**Exercise details:** Transcribe each line exactly.

**Records about charts and figures:**
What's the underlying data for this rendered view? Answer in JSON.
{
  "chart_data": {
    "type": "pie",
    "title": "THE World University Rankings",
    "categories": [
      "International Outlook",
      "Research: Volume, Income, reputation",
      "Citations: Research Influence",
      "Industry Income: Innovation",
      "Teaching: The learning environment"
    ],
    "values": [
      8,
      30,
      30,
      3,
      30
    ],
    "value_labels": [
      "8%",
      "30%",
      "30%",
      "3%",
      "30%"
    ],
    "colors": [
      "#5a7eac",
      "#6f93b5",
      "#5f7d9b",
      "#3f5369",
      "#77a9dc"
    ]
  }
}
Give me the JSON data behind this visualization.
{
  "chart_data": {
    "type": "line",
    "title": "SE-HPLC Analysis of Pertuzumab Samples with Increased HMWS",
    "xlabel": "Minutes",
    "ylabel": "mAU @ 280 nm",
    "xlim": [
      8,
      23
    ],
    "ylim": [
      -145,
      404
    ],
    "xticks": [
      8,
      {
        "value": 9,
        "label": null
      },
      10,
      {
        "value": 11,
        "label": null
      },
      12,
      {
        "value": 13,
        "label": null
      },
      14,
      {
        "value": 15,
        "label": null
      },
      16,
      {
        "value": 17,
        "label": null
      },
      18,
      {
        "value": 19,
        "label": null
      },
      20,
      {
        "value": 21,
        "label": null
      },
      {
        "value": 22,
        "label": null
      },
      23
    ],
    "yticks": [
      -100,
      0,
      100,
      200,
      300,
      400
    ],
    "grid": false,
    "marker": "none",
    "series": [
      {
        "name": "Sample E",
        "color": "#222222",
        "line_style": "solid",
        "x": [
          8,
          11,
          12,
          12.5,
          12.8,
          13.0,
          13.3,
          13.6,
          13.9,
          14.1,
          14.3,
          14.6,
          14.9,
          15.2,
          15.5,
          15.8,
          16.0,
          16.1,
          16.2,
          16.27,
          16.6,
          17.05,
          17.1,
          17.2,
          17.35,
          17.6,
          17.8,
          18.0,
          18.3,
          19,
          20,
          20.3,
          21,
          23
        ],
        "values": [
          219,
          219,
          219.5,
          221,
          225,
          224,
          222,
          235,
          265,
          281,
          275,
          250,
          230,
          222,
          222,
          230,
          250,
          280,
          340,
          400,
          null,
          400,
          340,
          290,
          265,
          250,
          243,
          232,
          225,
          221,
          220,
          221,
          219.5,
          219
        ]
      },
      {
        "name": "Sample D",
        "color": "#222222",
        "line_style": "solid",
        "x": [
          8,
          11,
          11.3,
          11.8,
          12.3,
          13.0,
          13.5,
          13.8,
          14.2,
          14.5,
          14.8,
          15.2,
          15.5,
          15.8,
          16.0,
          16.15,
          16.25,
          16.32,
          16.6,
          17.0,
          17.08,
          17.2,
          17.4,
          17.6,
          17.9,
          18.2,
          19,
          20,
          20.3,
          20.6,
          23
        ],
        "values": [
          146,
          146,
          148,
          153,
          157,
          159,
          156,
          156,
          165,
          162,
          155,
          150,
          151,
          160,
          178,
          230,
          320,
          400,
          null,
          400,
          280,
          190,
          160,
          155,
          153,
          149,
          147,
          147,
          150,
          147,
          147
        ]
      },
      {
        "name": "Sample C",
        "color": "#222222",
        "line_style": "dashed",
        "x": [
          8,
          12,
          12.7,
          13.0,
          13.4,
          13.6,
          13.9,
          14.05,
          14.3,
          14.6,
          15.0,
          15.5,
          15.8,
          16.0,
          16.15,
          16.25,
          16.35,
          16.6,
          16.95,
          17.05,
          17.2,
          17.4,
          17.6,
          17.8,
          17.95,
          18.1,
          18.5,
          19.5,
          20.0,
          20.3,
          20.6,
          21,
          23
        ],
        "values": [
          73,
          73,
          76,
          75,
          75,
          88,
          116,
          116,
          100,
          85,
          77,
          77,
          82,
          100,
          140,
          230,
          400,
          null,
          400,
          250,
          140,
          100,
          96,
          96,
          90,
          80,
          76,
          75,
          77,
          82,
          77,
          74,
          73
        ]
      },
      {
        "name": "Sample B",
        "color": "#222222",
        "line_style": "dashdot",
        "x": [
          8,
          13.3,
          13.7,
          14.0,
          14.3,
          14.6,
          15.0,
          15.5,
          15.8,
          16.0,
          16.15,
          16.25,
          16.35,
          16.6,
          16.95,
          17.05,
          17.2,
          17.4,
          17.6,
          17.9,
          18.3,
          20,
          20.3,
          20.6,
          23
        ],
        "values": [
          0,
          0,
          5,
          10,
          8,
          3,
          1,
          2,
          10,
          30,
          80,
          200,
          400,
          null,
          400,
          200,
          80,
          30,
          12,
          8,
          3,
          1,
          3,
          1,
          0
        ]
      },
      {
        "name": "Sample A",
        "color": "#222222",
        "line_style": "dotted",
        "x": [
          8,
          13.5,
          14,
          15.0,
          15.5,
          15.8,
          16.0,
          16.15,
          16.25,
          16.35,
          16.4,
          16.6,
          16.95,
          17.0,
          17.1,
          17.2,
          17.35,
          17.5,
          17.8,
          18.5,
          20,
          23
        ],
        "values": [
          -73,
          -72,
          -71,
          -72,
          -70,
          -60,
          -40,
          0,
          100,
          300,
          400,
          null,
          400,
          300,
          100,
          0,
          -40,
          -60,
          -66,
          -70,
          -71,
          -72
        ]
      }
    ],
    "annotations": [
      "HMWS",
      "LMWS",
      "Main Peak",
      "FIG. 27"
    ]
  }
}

**Right answer:**
What's the underlying data for this rendered view? Answer in JSON.
{
  "chart_data": {
    "type": "pie",
    "title": "THE World University Rankings",
    "categories": [
      "International Outlook",
      "Research: Volume, Income, reputation",
      "Citations: Research Influence",
      "Industry Income: Innovation",
      "Teaching: The learning environment"
    ],
    "values": [
      8,
      30,
      30,
      3,
      30
    ],
    "value_labels": [
      "8%",
      "30%",
      "30%",
      "3%",
      "30%"
    ],
    "colors": [
      "#5a7eac",
      "#6f93b5",
      "#5f7d9b",
      "#3f5369",
      "#77a9dc"
    ]
  }
}
Give me the JSON data behind this visualization.
{
  "chart_data": {
    "type": "line",
    "title": "SE-HPLC Analysis of Pertuzumab Samples with Increased HMWS",
    "xlabel": "Minutes",
    "ylabel": "mAU @ 280 nm",
    "xlim": [
      8,
      23
    ],
    "ylim": [
      -145,
      404
    ],
    "xticks": [
      8,
      {
        "value": 9,
        "label": null
      },
      10,
      {
        "value": 11,
        "label": null
      },
      12,
      {
        "value": 13,
        "label": null
      },
      14,
      {
        "value": 15,
        "label": null
      },
      16,
      {
        "value": 17,
        "label": null
      },
      18,
      {
        "value": 19,
        "label": null
      },
      20,
      {
        "value": 21,
        "label": null
      },
      {
        "value": 22,
        "label": null
      },
      23
    ],
    "yticks": [
      -100,
      0,
      100,
      200,
      300,
      400
    ],
    "grid": false,
    "marker": "none",
    "series": [
      {
        "name": "Sample E",
        "color": "#222222",
        "line_style": "solid",
        "x": [
          8,
          11,
          12,
          12.5,
          12.8,
          13.0,
          13.3,
          13.6,
          13.9,
          14.1,
          14.3,
          14.6,
          14.9,
          15.2,
          15.5,
          15.8,
          16.0,
          16.1,
          16.2,
          16.27,
          16.6,
          17.05,
          17.1,
          17.2,
          17.35,
          17.6,
          17.8,
          18.0,
          18.3,
          19,
          20,
          20.3,
          21,
          23
        ],
        "values": [
          219,
          219,
          219.5,
          221,
          225,
          224,
          222,
          235,
          265,
          281,
          275,
          250,
          230,
          222,
          222,
          230,
          250,
          280,
          340,
          400,
          null,
          400,
          340,
          290,
          265,
          250,
          243,
          232,
          225,
          221,
          220,
          221,
          219.5,
          219
        ]
      },
      {
        "name": "Sample D",
        "color": "#222222",
        "line_style": "solid",
        "x": [
          8,
          11,
          11.3,
          11.8,
          12.3,
          13.0,
          13.5,
          13.8,
          14.2,
          14.5,
          14.8,
          15.2,
          15.5,
          15.8,
          16.0,
          16.15,
          16.25,
          16.32,
          16.6,
          17.0,
          17.08,
          17.2,
          17.4,
          17.6,
          17.9,
          18.2,
          19,
          20,
          20.3,
          20.6,
          23
        ],
        "values": [
          146,
          146,
          148,
          153,
          157,
          159,
          156,
          156,
          165,
          162,
          155,
          150,
          151,
          160,
          178,
          230,
          320,
          400,
          null,
          400,
          280,
          190,
          160,
          155,
          153,
          149,
          147,
          147,
          150,
          147,
          147
        ]
      },
      {
        "name": "Sample C",
        "color": "#222222",
        "line_style": "dashed",
        "x": [
          8,
          12,
          12.7,
          13.0,
          13.4,
          13.6,
          13.9,
          14.05,
          14.3,
          14.6,
          15.0,
          15.5,
          15.8,
          16.0,
          16.15,
          16.25,
          16.35,
          16.6,
          16.95,
          17.05,
          17.2,
          17.4,
          17.6,
          17.8,
          17.95,
          18.1,
          18.5,
          19.5,
          20.0,
          20.3,
          20.6,
          21,
          23
        ],
        "values": [
          73,
          73,
          76,
          75,
          75,
          88,
          116,
          116,
          100,
          85,
          77,
          77,
          82,
          100,
          140,
          230,
          400,
          null,
          400,
          250,
          140,
          100,
          96,
          96,
          90,
          80,
          76,
          75,
          77,
          82,
          77,
          74,
          73
        ]
      },
      {
        "name": "Sample B",
        "color": "#222222",
        "line_style": "dashdot",
        "x": [
          8,
          13.3,
          13.7,
          14.0,
          14.3,
          14.6,
          15.0,
          15.5,
          15.8,
          16.0,
          16.15,
          16.25,
          16.35,
          16.6,
          16.95,
          17.05,
          17.2,
          17.4,
          17.6,
          17.9,
          18.3,
          20,
          20.3,
          20.6,
          23
        ],
        "values": [
          0,
          0,
          5,
          10,
          8,
          3,
          1,
          2,
          10,
          30,
          80,
          200,
          400,
          null,
          400,
          200,
          80,
          30,
          12,
          8,
          3,
          1,
          3,
          1,
          0
        ]
      },
      {
        "name": "Sample A",
        "color": "#222222",
        "line_style": "dotted",
        "x": [
          8,
          13.5,
          14,
          15.0,
          15.5,
          15.8,
          16.0,
          16.15,
          16.25,
          16.35,
          16.4,
          16.6,
          16.95,
          17.0,
          17.1,
          17.2,
          17.35,
          17.5,
          17.8,
          18.5,
          20,
          23
        ],
        "values": [
          -73,
          -72,
          -71,
          -72,
          -70,
          -60,
          -40,
          0,
          100,
          300,
          400,
          null,
          400,
          300,
          100,
          0,
          -40,
          -60,
          -66,
          -70,
          -71,
          -72
        ]
      }
    ],
    "annotations": [
      "HMWS",
      "LMWS",
      "Main Peak",
      "FIG. 27"
    ]
  }
}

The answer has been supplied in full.